• **Exercise goal**
Going line by line through the entries, count those containing "knowledge" and state only the result.
Start of Source data
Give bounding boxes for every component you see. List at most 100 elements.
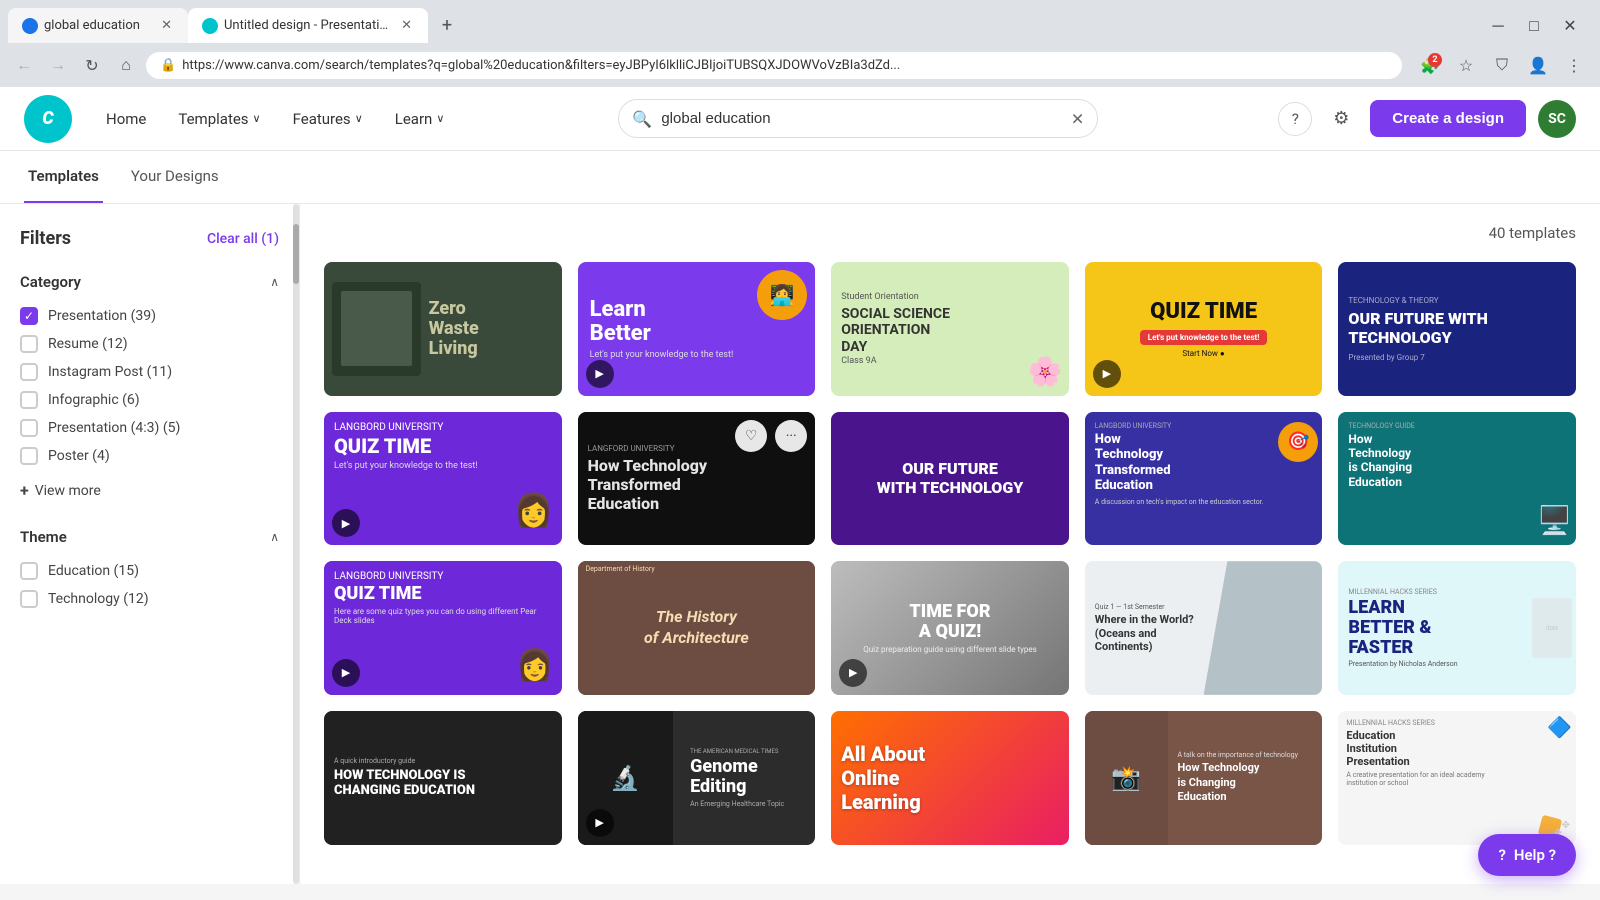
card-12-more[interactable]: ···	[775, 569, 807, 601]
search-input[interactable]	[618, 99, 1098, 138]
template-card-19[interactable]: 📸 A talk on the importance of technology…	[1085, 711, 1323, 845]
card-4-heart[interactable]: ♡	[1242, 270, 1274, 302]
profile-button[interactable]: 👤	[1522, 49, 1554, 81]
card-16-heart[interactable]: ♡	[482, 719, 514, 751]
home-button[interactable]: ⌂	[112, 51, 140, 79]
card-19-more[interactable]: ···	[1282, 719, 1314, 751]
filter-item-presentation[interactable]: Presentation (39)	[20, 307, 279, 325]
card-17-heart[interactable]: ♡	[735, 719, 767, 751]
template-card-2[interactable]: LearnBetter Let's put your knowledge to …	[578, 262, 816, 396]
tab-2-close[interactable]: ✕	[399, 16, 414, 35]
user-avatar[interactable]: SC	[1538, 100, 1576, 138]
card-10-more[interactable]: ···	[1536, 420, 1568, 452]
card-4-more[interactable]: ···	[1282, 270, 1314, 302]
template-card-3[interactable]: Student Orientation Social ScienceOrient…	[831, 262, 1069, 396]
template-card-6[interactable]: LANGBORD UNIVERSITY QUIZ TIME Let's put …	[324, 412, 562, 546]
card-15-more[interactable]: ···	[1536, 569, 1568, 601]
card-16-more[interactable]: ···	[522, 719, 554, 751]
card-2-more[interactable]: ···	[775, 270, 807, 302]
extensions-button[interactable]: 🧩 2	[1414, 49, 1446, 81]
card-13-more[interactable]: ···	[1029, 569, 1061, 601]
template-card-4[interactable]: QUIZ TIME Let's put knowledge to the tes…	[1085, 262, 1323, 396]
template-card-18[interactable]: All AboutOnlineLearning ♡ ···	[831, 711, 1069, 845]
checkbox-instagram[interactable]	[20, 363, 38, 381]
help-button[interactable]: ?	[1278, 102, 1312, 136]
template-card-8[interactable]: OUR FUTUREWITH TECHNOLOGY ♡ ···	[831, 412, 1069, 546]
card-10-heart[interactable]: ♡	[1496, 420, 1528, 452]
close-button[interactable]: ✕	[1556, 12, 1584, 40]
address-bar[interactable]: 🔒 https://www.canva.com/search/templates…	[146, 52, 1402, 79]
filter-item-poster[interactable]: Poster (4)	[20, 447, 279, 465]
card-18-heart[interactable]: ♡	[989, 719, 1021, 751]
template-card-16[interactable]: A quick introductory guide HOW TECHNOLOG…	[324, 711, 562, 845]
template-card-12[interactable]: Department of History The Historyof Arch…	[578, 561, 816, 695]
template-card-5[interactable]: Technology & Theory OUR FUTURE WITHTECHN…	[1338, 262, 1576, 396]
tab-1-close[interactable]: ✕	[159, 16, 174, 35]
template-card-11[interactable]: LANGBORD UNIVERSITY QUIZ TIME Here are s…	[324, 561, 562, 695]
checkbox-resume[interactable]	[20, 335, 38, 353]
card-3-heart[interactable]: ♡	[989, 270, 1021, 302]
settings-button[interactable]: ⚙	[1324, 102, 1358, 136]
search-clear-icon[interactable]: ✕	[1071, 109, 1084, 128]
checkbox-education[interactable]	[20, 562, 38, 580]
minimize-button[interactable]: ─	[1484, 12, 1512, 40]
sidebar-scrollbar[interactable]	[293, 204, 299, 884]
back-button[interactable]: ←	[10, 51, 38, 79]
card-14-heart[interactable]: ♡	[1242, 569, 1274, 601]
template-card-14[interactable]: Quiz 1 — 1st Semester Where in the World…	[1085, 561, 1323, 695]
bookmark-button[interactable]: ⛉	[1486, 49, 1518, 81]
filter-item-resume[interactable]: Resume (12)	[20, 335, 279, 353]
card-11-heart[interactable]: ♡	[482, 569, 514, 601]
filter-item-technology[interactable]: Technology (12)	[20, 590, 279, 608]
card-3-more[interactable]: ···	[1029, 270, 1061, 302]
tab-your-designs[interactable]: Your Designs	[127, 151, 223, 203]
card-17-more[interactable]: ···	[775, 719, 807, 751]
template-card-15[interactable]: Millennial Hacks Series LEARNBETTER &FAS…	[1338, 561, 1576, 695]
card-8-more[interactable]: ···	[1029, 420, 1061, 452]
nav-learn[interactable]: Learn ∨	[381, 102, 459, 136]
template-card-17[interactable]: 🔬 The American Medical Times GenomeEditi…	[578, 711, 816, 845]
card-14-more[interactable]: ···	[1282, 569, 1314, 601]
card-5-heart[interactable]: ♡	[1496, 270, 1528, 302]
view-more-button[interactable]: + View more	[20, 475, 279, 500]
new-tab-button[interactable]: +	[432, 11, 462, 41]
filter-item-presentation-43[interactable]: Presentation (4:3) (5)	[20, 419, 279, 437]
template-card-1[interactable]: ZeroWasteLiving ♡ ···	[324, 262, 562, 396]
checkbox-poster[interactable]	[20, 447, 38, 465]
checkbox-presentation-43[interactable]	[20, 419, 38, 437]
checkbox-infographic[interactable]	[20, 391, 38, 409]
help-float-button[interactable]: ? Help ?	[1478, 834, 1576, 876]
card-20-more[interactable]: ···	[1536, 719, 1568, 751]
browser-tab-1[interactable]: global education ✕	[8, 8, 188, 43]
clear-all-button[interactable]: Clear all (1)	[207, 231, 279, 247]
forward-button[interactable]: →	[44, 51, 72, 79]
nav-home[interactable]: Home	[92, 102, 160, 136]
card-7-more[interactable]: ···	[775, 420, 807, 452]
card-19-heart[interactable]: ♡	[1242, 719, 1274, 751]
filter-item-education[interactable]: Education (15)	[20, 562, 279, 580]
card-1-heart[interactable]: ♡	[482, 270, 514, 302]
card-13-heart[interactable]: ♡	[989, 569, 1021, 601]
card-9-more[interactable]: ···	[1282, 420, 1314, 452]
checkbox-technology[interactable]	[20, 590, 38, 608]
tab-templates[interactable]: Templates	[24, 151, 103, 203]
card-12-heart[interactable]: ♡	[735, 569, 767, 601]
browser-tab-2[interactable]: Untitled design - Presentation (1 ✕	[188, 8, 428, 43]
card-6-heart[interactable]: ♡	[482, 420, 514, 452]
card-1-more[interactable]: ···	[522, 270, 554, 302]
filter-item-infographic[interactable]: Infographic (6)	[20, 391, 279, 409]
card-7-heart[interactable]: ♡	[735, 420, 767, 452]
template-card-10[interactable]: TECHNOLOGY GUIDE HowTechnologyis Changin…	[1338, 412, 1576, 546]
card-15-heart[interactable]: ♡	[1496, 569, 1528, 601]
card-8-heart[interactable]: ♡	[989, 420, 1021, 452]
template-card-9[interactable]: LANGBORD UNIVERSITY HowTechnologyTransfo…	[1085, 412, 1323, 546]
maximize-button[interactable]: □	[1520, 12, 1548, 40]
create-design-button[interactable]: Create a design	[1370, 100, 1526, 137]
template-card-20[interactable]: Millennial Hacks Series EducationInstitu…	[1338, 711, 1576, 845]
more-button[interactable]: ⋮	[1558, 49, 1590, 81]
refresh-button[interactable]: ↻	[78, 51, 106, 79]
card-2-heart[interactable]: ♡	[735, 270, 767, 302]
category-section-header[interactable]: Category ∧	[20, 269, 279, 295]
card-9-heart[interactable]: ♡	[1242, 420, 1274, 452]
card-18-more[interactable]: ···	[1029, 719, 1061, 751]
End of Source data
Start of Source data
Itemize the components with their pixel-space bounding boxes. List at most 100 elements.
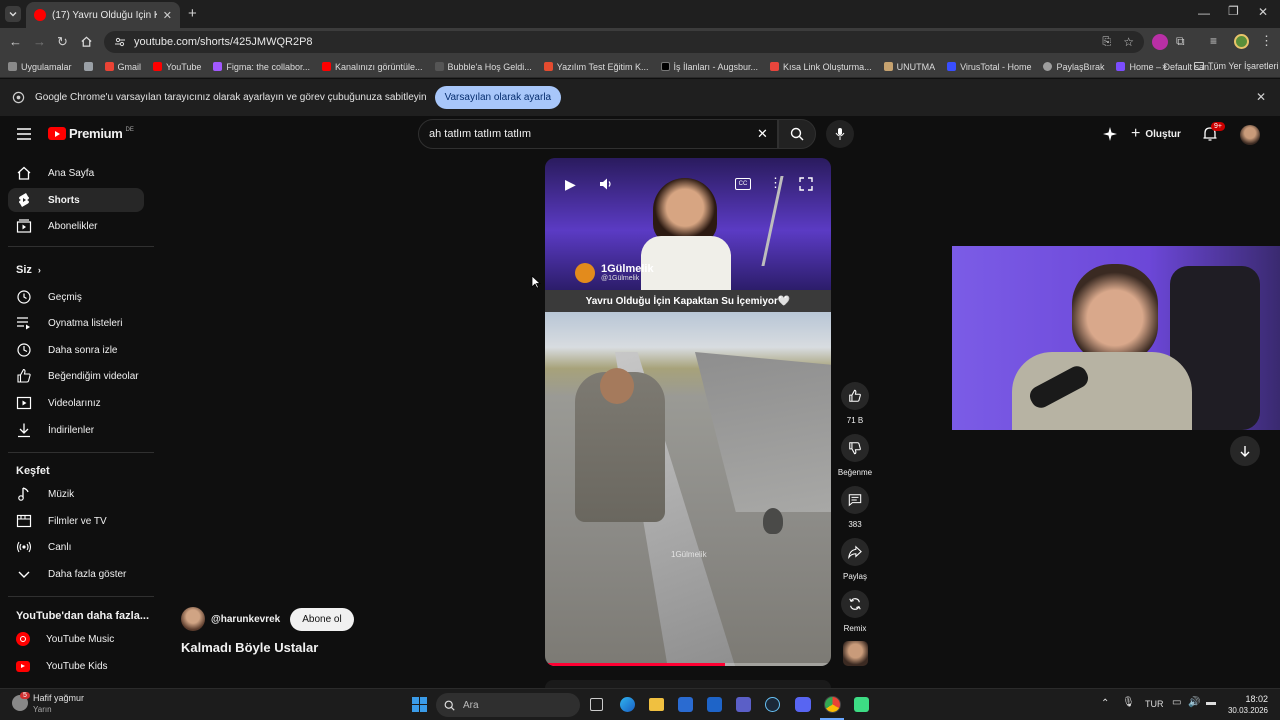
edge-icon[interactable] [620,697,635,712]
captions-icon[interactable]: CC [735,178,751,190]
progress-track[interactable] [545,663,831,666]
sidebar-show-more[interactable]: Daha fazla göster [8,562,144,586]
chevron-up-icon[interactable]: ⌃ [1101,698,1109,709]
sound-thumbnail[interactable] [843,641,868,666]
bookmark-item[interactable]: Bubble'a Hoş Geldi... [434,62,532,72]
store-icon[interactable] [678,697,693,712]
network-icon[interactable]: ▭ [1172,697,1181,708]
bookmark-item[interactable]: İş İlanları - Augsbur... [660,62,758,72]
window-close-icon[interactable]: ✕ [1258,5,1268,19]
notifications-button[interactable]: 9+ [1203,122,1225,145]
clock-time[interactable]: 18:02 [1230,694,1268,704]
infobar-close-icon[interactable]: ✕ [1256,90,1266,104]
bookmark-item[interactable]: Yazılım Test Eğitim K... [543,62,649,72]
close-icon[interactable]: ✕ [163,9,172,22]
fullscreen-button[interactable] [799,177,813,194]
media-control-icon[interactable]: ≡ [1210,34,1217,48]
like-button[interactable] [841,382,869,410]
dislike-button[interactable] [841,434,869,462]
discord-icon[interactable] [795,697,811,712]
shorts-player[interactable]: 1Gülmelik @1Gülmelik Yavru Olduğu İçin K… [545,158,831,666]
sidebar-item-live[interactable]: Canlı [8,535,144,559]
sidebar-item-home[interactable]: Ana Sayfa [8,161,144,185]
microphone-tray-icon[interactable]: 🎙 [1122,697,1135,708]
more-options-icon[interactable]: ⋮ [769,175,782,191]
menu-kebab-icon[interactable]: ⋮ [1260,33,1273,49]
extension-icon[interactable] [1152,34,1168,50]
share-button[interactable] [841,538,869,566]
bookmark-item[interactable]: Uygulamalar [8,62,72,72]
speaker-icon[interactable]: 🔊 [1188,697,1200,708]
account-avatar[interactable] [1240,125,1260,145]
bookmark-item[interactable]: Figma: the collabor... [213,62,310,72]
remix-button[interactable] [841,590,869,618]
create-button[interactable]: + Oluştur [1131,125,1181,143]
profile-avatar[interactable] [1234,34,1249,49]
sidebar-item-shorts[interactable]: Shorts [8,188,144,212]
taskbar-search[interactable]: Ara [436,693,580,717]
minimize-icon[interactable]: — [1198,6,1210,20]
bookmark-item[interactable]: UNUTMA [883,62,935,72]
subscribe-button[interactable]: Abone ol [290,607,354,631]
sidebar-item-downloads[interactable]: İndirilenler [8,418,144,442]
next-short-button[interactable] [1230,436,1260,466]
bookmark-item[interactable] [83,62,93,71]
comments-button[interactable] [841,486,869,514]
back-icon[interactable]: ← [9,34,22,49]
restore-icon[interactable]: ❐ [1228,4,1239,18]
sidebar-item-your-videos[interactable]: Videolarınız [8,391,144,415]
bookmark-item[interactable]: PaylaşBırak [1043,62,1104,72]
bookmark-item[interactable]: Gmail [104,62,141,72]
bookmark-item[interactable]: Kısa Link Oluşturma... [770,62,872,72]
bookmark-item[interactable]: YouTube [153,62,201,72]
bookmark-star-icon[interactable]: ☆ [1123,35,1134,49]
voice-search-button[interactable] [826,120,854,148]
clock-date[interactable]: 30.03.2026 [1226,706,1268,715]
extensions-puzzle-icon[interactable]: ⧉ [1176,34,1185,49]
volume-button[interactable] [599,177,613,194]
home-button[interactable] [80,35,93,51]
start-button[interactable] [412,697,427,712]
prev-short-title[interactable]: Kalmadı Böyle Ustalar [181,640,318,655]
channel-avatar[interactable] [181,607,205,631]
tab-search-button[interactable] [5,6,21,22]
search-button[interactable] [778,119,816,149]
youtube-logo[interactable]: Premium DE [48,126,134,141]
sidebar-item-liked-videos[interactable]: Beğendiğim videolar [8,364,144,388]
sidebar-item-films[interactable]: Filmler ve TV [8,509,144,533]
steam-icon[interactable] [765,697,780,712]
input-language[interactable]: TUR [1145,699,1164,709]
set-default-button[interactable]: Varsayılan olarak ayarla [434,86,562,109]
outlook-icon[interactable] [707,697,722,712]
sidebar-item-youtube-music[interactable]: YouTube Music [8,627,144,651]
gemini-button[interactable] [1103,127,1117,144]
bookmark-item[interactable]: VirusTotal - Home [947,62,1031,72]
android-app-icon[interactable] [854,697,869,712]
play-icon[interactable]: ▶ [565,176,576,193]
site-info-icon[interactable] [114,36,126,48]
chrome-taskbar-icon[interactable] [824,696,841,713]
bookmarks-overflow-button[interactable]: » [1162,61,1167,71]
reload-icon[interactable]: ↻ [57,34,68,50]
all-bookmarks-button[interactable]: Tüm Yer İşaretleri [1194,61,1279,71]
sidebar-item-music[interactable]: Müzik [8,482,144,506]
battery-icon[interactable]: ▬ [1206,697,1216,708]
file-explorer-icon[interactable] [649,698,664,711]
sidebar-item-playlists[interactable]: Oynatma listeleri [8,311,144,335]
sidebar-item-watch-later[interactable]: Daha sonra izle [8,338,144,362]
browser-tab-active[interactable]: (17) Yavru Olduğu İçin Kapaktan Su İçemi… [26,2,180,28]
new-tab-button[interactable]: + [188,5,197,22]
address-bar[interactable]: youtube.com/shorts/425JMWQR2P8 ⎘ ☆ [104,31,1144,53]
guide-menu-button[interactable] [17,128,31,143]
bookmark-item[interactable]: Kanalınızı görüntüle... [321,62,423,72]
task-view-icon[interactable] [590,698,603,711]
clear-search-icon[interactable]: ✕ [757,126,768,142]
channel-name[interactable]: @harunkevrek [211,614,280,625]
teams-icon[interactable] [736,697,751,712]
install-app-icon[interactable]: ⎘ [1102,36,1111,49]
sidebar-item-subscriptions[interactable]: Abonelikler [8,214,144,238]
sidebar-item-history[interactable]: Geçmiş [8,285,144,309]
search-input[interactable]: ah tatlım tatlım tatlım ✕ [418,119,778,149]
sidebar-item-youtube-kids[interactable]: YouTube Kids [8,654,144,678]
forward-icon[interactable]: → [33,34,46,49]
End of Source data
• **Completed task**
2